:: Text provided ::
*****

I also note that the language "ph Unit" is in common usage, and so
should be mentioned somewhere in OBI, It would be called a unit of a
quantity of dimension 1 in SI nomenclature. Other such "units" are
radians and steradians.
http://www.bipm.org/utils/common/pdf/si_brochure_8_en.pdf
"(b) The radian and steradian are special names for the number one
that may be used to convey
information about the quantity concerned. In practice the symbols rad
and sr are used where
appropriate, but the symbol for the derived unit one is generally
omitted in specifying the
values of dimensionless quantities."
Ok, well there's some more background. I don't think we're done yet,
but I need to go to a call.
-Alan
If we have a unit, say, Q, if you know how to measure 1Q, then you
should be able to work out how to measure 2Q.
So, if I give you a 1m rule, then m is a unit because you can also
measure 2m. I'm not suggesting that the relationship always needs to be
linear. For example, given a 1m rule, you can also measure a area or a
volume. But you can't measure a 2m^2 volume, only a 4m^2 area, or an
8m^3 volume.
This is true for a concentration, but because of the activity component
for pH is, strictly, not true for pH.
>> Nor is it a category, because it is ordered.
>>
>> So, following with IAO current practice of describing the label, rather
>> than the actual thing of interest, I think we need a new type of label
>> -- that is measurement scale label. This has the property that
>> categorical labels lack -- they are ordered. pH falls into this
>> category, as do my other two examples -- wind and spicyness.
>
> http://www.seismo.unr.edu/ftp/pub/louie/class/100/magnitude.html -
> they seem to consider Richter magnitude as units "...This accounts for the
> usual spread of around 0.2 magnitude units that you see reported from
> different seismological lab..." or "...The uncertainty in an estimate of the
> magnitude is about plus or minus 0.3 units..."
The Richter scale is based on a measurement from a particular piece of
apparatus, and saturates. I know relatively little about the Richter
scale, though, so I might be wrong here.
The Beaufort scale I know more about, and is based around whether flags
stand up, or whether you get white horses. Compare this form of
empirical scale to "wind speed of 10ms^-1" -- the latter clearly is a
unit. We can say that "20ms^1 is twice as fast as 10ms^1; however all we
can say about Beaufort 8 is that it's windier than Beaufort 5.
>
> Similary for the Scoville: http://en.wikipedia.org/wiki/Scoville_scale " The
> number of Scoville heat units (SHU) indicates the amount of capsaicin
> present."
>
If you read down, you will see that Scoville is actually a scale based
on the ability of tasters to perceive heat under standardized
conditions. Again, it's an empirical scale. It happens to be
more or less proportional to capsaicin content.
Scoville has the advantage that it can also be meaningfully applied to
substances other than capsaicin, including those which are hotter, while
it is not really meaningful, for example, to describe capsaicin
concentrations greater than pure.

*****

:: Extracted data ::
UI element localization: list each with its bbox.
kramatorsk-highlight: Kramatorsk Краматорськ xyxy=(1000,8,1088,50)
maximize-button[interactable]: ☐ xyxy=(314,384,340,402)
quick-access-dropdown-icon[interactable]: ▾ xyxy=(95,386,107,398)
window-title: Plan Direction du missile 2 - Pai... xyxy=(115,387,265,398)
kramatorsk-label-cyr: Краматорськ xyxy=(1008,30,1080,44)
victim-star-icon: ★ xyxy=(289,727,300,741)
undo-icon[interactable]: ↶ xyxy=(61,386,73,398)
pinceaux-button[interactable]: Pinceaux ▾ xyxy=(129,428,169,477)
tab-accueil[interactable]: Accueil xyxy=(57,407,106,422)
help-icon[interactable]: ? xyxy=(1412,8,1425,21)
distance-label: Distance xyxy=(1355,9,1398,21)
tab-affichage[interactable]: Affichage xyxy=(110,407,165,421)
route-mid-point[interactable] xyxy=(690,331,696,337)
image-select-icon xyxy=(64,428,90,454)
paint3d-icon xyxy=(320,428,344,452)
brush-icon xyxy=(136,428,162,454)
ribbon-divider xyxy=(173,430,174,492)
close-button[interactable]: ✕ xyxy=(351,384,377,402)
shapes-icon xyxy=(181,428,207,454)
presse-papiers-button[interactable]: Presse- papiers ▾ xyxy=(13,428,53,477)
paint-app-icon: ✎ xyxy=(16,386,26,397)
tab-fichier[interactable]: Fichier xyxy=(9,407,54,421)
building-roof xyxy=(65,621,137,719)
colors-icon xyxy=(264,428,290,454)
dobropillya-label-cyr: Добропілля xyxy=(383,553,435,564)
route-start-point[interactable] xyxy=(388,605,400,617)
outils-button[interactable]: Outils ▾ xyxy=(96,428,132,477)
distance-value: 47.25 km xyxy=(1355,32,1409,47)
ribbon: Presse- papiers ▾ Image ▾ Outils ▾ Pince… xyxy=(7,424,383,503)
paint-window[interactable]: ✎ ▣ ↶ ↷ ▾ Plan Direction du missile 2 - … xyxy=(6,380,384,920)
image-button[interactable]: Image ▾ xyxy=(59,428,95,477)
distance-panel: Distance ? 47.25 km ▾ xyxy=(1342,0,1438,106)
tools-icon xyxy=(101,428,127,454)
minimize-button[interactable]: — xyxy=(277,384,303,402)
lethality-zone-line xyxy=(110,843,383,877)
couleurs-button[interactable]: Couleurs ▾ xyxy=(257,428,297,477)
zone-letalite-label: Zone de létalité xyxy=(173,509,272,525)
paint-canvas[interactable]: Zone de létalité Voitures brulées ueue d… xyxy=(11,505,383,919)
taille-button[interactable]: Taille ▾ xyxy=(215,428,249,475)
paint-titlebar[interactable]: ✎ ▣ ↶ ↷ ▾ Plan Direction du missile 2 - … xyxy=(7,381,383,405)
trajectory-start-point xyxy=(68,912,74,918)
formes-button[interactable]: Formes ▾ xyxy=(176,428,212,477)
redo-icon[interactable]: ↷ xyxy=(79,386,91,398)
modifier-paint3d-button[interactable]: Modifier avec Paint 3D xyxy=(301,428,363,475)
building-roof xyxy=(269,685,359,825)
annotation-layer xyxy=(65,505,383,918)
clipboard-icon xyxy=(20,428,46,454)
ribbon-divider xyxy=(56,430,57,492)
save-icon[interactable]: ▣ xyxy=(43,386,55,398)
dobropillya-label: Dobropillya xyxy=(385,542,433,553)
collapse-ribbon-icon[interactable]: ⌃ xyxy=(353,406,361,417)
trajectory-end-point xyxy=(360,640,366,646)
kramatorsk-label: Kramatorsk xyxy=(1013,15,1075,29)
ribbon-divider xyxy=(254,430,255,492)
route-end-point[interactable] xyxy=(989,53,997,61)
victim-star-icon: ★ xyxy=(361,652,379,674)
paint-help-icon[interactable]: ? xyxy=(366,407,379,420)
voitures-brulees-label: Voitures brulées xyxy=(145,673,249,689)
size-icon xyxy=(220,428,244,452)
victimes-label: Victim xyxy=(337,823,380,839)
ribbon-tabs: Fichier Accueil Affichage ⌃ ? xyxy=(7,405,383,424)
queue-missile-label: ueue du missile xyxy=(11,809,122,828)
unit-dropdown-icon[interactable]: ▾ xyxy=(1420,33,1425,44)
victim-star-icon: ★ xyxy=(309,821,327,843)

*****

:: Assignment 1 ::
Decide whether each statement below agrees with the discussion of units and scales, answering yes or no and quoting the deciding words of the text exactly. (a) The Beaufort scale is described as based on whether flags stand up or whether white horses appear. (b) Scoville heat units are said to be exactly proportional to capsaicin content. (c) The quoted SI passage says the symbol for the derived unit one is generally included when giving values of dimensionless quantities.
:: Assignment 2 ::
Extend the discussion of units and scales, starting after its final sentence.

:: Your response 1 ::
(a) Yes: "is based around whether flags stand up, or whether you get white horses."
(b) No: "It happens to be more or less proportional to capsaicin content."
(c) No: "the symbol for the derived unit one is generally omitted in specifying the values of dimensionless quantities."

:: Your response 2 ::
>> There are many more categories like this.
>
> We did have similar discussion during the workshop regarding handedness scale,
> and have been discussing on the IAO side about how to represent scales. We
> added "categorical measurement datum" to start with.
>
> See related discussion at
> http://code.google.com/p/information-artifact-ontology/issues/detail?id=78
> , http://code.google.com/p/information-artifact-ontology/issues/detail?id=79
> and the proposal to have a call to add those at http://groups.google.com/group/information-ontology/browse_thread/thread/b90e9898b8a99240
>
I agree; it's nearly the same issue. Categories, such as handedness are
totally unordered, though. Scales are ordered but with an uncertain
relationship between the items; just greater than or less than.
Given the existence of categorical measurement data, it seems that there
is already a good design pattern in OBI for dealing with this form of
data. So the two options, as I see them are, either make the distinction
using this pattern (which is more correct, but more complex) or ignore
the distinction (which is less correct, but simpler). Gains and losses
either way.
My suspicion is that our target audience would want to have their cake
and eat it. They would say that pH is a unit and we are being picky
about the distinction, but would be unhappy about clinical scales (for
example) being considered units.
Phil
This covers much the same ground, but is longer.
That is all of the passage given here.